◆ **What needs to be done**: Give a verbatim copy of the lines below, minus the pictures.

◆ **Data shown**:

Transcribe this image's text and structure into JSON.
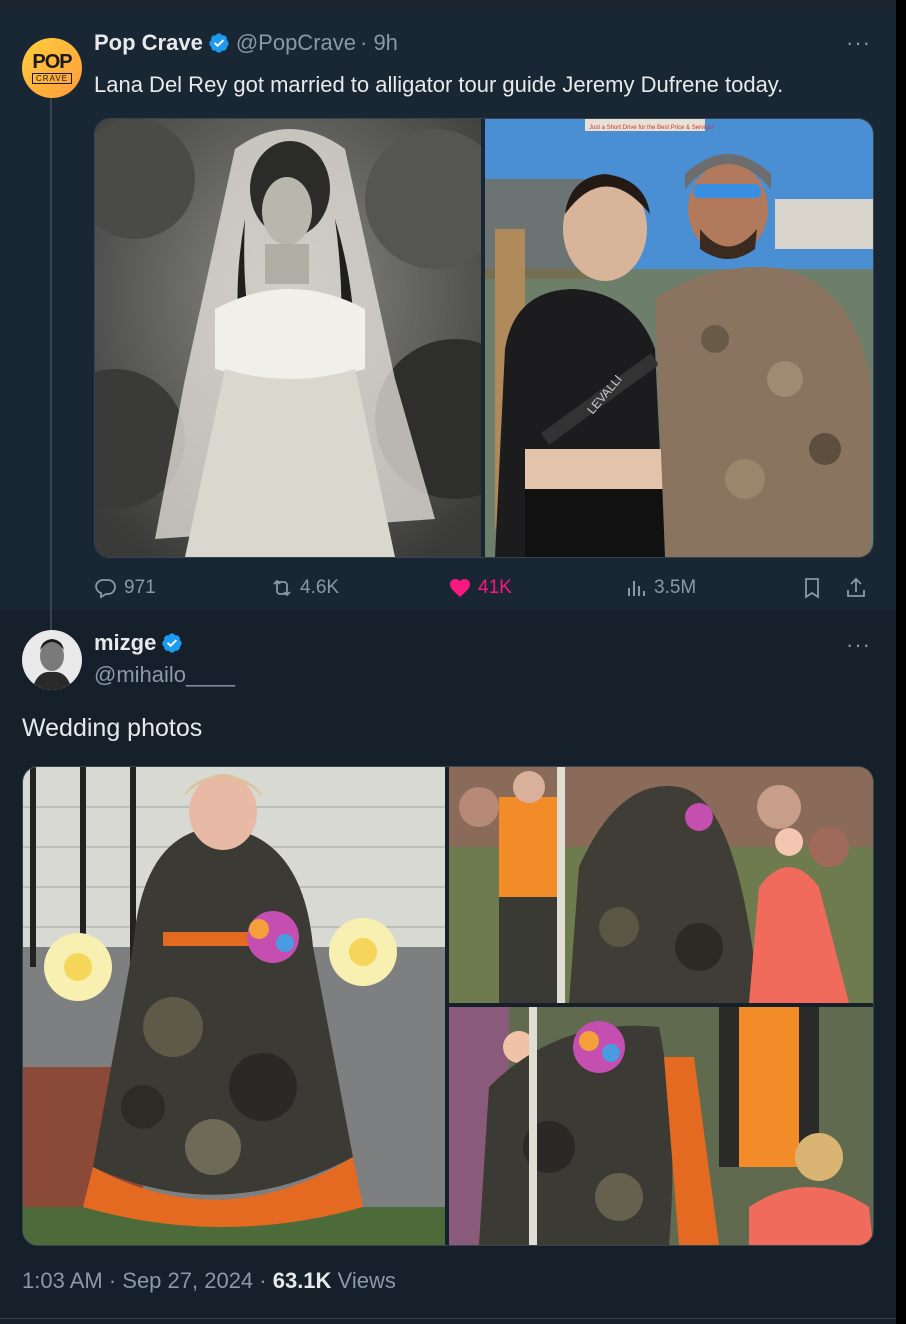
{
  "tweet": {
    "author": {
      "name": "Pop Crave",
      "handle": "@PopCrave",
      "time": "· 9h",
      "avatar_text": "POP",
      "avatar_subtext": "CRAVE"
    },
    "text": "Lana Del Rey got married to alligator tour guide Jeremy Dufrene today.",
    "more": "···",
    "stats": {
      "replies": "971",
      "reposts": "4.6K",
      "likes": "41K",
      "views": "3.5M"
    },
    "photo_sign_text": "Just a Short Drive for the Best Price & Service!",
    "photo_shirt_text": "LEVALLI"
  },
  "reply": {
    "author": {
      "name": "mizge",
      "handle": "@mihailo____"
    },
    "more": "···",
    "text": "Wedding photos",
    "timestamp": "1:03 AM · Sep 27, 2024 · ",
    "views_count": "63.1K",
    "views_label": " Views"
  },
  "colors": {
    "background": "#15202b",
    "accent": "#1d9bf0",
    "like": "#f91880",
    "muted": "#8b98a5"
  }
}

◆ **Exercise answer**:
Transcribe this image's text and structure into JSON.
{
  "tweet": {
    "author": {
      "name": "Pop Crave",
      "handle": "@PopCrave",
      "time": "· 9h",
      "avatar_text": "POP",
      "avatar_subtext": "CRAVE"
    },
    "text": "Lana Del Rey got married to alligator tour guide Jeremy Dufrene today.",
    "more": "···",
    "stats": {
      "replies": "971",
      "reposts": "4.6K",
      "likes": "41K",
      "views": "3.5M"
    },
    "photo_sign_text": "Just a Short Drive for the Best Price & Service!",
    "photo_shirt_text": "LEVALLI"
  },
  "reply": {
    "author": {
      "name": "mizge",
      "handle": "@mihailo____"
    },
    "more": "···",
    "text": "Wedding photos",
    "timestamp": "1:03 AM · Sep 27, 2024 · ",
    "views_count": "63.1K",
    "views_label": " Views"
  },
  "colors": {
    "background": "#15202b",
    "accent": "#1d9bf0",
    "like": "#f91880",
    "muted": "#8b98a5"
  }
}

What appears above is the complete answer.